--- Start Supplied records ---

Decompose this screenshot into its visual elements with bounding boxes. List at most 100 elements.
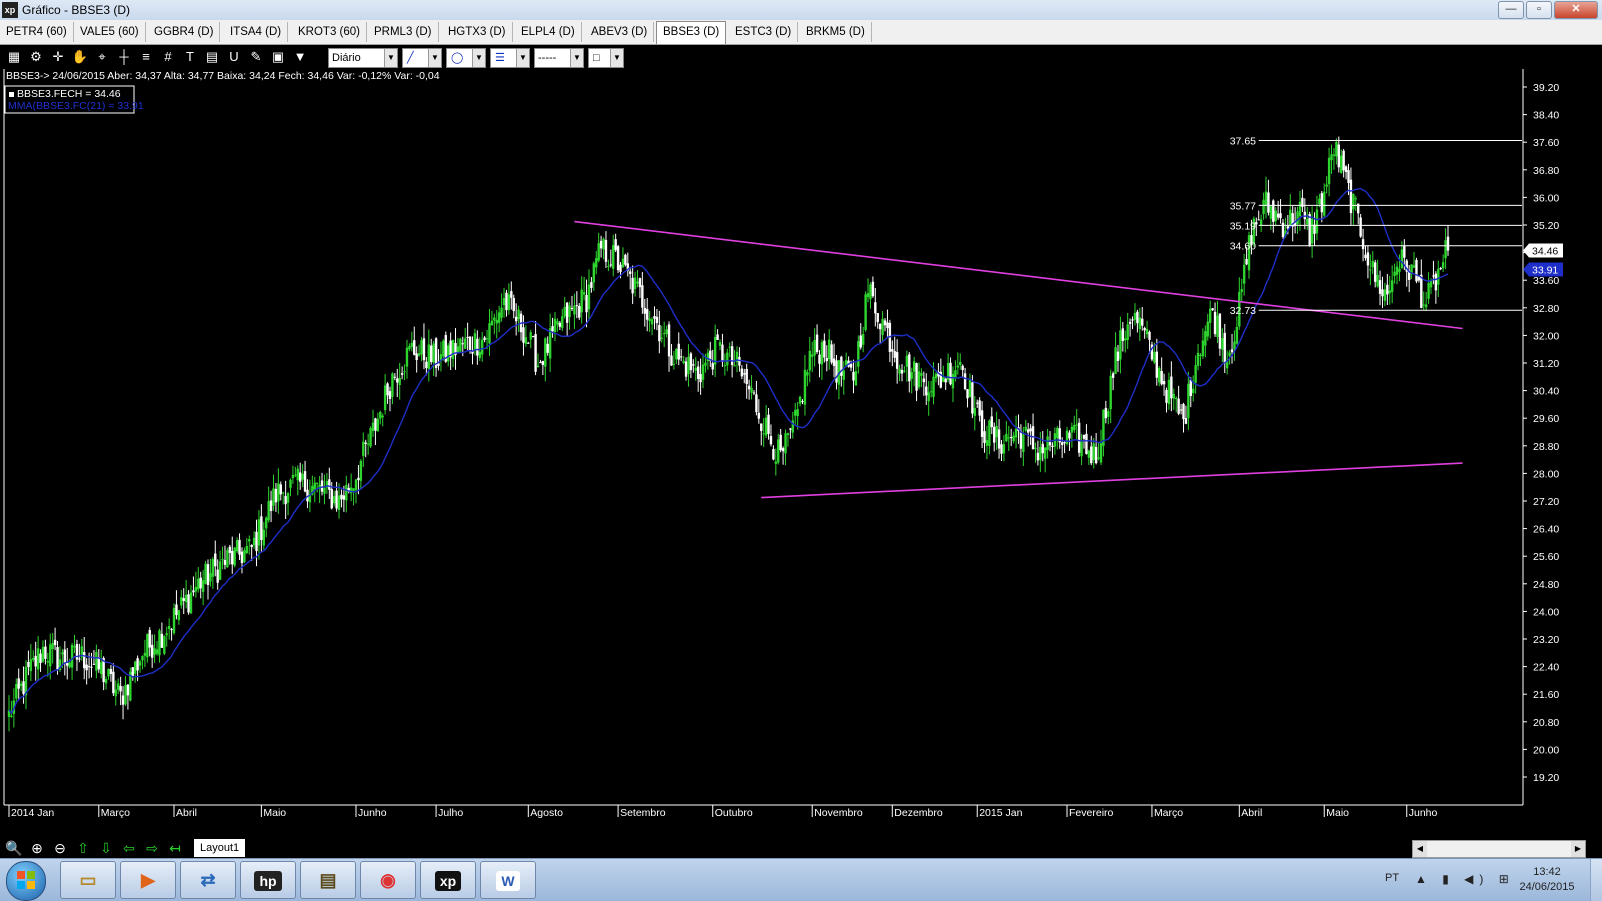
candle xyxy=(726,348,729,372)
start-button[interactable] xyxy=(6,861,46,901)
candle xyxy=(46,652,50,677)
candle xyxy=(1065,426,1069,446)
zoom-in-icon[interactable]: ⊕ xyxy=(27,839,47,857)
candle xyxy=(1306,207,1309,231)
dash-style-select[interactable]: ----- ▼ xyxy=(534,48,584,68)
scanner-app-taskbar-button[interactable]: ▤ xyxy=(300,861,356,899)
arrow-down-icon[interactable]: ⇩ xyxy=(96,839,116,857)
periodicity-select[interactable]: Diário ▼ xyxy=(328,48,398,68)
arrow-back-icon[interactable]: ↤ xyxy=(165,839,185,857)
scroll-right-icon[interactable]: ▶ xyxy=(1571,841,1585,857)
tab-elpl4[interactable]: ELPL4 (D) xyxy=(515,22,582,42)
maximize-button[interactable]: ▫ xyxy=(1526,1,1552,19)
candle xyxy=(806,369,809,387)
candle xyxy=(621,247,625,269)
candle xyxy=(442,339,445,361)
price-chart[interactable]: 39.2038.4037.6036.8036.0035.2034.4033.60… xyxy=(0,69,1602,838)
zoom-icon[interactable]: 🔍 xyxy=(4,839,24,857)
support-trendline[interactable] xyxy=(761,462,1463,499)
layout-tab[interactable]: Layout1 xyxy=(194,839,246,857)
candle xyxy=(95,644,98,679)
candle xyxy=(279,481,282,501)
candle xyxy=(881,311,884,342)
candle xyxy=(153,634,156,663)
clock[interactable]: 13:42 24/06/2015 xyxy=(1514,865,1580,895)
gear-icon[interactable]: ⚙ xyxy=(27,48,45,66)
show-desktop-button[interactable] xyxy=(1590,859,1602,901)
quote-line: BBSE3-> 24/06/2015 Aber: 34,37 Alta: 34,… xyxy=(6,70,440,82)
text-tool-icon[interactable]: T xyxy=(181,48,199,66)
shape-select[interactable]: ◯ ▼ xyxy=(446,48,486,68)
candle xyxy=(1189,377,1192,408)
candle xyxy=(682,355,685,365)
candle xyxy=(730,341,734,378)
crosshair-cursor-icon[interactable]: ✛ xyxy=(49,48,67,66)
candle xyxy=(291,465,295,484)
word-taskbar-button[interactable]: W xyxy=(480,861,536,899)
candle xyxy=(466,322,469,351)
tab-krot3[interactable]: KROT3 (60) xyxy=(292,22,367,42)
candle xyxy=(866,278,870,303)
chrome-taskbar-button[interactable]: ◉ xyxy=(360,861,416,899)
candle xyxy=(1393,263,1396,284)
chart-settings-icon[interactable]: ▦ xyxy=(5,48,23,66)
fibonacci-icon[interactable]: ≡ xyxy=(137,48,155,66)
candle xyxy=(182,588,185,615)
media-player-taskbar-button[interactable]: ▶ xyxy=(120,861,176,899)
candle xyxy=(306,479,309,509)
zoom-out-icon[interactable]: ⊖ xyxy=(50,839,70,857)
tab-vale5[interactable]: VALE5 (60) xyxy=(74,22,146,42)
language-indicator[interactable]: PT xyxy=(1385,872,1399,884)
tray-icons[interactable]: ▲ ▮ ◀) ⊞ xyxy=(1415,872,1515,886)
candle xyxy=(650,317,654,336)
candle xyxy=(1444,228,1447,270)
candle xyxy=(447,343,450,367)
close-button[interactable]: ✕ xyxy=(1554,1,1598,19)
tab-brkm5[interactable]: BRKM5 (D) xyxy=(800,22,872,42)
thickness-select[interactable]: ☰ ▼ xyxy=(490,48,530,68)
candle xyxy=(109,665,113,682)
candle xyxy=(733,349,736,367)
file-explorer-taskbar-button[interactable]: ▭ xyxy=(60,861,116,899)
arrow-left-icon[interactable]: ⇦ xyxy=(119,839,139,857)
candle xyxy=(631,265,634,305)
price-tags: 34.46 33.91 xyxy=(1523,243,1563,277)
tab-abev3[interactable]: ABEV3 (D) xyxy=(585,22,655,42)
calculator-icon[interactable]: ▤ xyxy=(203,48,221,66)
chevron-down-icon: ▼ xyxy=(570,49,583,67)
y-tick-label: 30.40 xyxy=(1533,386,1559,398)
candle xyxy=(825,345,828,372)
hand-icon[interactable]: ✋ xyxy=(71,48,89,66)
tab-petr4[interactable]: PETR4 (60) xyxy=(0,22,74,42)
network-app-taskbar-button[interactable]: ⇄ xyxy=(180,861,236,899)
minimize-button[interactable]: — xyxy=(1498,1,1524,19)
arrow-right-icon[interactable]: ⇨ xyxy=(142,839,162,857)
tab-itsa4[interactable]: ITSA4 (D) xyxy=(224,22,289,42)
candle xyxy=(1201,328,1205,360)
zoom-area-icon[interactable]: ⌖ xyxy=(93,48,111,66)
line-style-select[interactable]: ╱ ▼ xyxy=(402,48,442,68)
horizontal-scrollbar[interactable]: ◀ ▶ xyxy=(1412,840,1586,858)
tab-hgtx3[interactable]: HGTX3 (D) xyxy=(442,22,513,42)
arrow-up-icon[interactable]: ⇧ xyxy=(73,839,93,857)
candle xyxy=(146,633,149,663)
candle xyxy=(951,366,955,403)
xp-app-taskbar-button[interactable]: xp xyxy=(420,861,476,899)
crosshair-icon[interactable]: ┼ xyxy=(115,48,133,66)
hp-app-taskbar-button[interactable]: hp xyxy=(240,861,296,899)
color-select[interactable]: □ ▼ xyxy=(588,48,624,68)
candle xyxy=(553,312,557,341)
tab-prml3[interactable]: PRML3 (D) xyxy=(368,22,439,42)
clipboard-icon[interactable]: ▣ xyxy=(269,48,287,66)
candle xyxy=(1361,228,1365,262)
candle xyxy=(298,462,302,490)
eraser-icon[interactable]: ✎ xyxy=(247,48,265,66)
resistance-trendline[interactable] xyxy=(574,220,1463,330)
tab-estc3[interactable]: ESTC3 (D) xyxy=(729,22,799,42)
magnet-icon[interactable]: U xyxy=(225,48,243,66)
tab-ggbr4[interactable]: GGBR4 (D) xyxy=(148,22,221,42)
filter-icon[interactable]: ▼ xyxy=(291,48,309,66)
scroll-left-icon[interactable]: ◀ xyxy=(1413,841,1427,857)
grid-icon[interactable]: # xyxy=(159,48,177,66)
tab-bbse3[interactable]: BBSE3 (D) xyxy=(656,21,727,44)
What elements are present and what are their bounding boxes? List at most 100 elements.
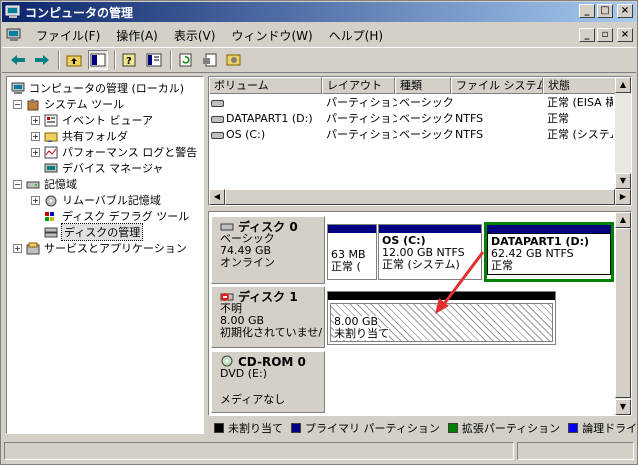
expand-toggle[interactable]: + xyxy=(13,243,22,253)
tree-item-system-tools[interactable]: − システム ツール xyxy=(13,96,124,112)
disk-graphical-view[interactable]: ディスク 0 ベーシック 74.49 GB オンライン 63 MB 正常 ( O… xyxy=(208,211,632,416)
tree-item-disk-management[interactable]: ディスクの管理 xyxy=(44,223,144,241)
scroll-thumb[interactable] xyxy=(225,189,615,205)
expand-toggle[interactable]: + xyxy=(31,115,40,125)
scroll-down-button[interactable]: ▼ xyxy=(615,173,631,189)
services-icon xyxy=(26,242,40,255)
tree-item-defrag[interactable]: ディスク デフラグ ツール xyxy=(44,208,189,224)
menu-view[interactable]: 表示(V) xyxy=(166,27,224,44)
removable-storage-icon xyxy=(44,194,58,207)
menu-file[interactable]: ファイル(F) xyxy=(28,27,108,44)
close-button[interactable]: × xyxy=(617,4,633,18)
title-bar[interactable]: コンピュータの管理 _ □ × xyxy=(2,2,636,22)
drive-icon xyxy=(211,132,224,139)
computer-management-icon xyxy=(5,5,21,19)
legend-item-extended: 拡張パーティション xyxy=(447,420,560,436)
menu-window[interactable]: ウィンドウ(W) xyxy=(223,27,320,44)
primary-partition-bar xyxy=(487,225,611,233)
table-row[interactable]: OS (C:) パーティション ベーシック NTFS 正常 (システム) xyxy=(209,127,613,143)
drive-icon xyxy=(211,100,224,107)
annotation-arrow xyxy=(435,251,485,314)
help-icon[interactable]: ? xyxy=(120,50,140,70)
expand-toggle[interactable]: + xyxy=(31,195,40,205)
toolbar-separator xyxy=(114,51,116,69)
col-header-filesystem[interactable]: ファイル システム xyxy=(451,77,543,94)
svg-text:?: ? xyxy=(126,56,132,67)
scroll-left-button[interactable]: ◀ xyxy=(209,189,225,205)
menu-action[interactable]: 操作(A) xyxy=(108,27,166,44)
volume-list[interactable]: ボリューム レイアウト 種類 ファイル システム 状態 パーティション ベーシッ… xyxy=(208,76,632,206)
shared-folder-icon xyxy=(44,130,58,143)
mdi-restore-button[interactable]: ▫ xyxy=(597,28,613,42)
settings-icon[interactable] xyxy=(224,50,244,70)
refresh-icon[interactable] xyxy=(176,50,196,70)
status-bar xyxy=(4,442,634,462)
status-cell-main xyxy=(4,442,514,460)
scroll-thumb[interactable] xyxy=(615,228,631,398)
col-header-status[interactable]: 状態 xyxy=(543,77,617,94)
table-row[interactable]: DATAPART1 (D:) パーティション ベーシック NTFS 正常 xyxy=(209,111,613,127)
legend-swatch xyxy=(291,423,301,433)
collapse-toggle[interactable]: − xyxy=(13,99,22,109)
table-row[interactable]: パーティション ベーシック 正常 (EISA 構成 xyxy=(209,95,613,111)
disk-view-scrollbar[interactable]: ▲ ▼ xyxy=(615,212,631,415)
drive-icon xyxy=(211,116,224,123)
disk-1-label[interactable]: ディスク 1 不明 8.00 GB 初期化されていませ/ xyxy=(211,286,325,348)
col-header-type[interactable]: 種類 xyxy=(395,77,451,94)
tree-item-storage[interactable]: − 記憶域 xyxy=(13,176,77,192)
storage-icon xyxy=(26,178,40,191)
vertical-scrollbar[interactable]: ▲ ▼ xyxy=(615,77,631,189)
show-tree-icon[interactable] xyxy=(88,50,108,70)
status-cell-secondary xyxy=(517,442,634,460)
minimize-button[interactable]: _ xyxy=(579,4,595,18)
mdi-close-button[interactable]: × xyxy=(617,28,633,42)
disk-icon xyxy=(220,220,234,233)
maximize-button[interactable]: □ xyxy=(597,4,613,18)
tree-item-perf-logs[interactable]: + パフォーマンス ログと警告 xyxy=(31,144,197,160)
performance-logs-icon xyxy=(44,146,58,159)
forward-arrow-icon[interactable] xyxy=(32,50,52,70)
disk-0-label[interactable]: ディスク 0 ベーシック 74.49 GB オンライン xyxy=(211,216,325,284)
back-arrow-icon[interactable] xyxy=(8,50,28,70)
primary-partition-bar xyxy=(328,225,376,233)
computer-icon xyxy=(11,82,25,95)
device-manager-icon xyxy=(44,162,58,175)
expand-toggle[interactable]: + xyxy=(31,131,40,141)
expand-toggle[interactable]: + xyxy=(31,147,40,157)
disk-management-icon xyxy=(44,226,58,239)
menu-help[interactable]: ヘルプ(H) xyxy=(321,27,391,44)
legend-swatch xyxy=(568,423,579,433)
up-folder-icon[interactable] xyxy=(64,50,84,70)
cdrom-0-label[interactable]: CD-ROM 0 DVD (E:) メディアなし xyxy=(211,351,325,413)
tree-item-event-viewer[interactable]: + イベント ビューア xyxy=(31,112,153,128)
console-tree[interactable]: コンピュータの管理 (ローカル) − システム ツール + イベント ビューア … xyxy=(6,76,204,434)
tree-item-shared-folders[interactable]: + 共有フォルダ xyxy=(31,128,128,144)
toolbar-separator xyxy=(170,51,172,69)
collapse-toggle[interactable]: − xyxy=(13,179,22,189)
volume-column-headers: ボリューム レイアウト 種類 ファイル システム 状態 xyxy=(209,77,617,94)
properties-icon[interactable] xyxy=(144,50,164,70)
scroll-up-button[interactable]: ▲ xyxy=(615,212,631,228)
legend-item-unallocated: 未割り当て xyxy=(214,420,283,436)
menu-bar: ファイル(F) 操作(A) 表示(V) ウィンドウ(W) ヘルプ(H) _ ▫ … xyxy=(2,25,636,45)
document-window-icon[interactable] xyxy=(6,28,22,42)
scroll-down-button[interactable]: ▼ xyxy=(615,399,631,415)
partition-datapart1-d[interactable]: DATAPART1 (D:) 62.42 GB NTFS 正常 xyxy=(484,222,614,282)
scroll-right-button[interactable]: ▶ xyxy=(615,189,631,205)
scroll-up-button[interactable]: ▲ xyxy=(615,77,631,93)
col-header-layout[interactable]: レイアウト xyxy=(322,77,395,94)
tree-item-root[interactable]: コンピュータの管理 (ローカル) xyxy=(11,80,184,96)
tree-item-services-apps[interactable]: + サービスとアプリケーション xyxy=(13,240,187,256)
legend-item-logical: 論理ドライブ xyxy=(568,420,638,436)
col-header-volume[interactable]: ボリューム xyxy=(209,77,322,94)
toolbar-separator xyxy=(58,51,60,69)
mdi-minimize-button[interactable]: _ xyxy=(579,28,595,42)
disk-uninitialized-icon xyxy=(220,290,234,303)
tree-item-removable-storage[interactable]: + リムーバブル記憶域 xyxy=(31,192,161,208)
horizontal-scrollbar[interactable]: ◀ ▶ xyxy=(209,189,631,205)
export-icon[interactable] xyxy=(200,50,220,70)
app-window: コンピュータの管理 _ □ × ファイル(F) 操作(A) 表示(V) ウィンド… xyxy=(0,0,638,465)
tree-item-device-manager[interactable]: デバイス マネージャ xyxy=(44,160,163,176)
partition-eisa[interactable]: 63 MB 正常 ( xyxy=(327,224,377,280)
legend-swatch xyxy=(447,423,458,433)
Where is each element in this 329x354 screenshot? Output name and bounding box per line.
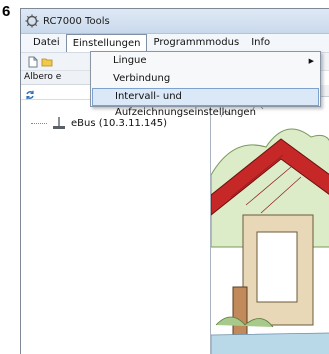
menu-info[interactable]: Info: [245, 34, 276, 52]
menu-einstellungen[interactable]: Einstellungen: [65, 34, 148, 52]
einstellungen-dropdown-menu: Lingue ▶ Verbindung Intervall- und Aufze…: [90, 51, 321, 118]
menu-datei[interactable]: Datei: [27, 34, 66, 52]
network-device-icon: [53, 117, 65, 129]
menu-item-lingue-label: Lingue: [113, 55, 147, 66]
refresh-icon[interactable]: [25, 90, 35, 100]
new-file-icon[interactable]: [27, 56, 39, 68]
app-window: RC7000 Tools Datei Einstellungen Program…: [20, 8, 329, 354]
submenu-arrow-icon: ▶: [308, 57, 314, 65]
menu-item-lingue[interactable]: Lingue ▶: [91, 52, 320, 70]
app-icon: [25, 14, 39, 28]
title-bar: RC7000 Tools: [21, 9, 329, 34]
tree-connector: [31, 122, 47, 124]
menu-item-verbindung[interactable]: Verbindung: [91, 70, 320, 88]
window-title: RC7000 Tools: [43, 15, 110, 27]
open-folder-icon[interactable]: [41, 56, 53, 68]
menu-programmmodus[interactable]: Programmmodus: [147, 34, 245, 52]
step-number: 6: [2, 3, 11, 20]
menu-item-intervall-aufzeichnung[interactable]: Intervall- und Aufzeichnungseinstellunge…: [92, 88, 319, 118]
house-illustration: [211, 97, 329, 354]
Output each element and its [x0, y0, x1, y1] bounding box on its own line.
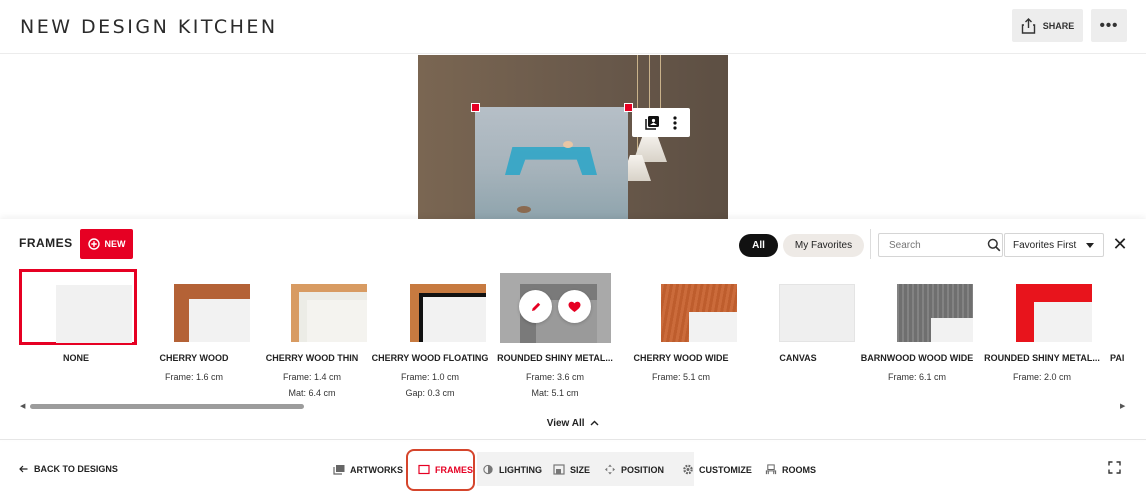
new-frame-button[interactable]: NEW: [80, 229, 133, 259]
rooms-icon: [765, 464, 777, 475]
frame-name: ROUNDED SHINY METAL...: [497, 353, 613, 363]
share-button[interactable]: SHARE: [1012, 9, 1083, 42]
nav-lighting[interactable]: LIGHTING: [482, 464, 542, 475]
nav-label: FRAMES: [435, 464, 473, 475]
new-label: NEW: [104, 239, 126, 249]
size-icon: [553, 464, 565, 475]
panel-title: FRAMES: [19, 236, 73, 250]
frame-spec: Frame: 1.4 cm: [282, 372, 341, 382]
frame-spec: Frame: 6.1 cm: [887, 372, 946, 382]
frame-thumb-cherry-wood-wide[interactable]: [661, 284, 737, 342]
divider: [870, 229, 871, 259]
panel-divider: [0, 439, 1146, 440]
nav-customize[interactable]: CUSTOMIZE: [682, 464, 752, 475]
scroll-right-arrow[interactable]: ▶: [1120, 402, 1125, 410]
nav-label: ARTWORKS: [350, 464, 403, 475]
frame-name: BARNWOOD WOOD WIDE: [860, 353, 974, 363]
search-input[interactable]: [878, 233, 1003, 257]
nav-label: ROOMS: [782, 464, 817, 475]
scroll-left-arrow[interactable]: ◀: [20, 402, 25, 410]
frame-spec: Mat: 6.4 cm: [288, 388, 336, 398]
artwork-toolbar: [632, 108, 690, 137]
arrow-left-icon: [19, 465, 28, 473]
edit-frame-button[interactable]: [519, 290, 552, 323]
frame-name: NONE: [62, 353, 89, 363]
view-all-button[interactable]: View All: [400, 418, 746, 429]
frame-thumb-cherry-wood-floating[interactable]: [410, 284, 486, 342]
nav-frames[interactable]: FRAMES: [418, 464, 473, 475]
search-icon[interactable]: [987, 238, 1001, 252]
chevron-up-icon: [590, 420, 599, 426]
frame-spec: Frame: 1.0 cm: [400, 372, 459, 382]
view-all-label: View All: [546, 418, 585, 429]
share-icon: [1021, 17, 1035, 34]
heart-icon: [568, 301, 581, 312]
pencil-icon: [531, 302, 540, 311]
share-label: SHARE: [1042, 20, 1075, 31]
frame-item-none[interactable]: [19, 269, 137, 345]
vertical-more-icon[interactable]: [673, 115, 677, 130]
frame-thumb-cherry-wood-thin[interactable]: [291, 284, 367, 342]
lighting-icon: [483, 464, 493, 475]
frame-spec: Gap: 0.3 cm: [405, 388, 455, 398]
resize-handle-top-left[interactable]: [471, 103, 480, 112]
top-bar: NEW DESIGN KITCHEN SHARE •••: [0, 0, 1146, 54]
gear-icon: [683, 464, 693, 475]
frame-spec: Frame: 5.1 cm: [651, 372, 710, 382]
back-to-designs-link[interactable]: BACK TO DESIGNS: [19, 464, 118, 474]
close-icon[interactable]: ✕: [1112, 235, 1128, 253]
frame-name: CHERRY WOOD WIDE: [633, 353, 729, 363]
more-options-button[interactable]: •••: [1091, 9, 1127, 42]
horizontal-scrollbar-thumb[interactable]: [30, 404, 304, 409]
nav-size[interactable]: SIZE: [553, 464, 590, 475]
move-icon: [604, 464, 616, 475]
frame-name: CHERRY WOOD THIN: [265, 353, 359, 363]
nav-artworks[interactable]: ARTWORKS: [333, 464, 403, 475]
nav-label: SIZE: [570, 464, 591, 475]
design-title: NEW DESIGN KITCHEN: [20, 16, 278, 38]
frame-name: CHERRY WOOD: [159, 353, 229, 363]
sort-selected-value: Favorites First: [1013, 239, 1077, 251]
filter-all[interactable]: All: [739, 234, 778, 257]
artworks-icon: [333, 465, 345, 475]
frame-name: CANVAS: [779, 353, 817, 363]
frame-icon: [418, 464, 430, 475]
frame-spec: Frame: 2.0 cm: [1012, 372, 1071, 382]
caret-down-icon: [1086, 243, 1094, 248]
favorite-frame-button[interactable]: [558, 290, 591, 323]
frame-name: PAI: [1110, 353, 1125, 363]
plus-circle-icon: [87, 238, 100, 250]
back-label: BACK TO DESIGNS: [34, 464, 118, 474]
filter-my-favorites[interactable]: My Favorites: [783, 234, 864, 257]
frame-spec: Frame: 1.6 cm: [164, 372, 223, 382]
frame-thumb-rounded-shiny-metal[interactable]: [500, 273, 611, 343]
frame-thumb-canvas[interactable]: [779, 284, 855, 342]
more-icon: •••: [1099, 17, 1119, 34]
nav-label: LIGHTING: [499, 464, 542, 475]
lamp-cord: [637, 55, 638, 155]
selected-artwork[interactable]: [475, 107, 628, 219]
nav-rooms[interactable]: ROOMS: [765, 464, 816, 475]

--- End Supplied records ---

Exercise details:
Rewrite the data from the line containing "menu-info[interactable]: Info: [245, 34, 276, 52]" through the line containing "menu-item-lingue-label: Lingue: [113, 55, 147, 66]", with both of those lines included. Change "network-device-icon" to "network-icon" and leave everything else unchanged.

Answer for the task:
menu-info[interactable]: Info: [245, 34, 276, 52]
menu-einstellungen[interactable]: Einstellungen: [65, 34, 148, 52]
einstellungen-dropdown-menu: Lingue ▶ Verbindung Intervall- und Aufze…: [90, 51, 321, 118]
menu-datei[interactable]: Datei: [27, 34, 66, 52]
network-icon: [53, 117, 65, 129]
menu-item-lingue-label: Lingue: [113, 55, 147, 66]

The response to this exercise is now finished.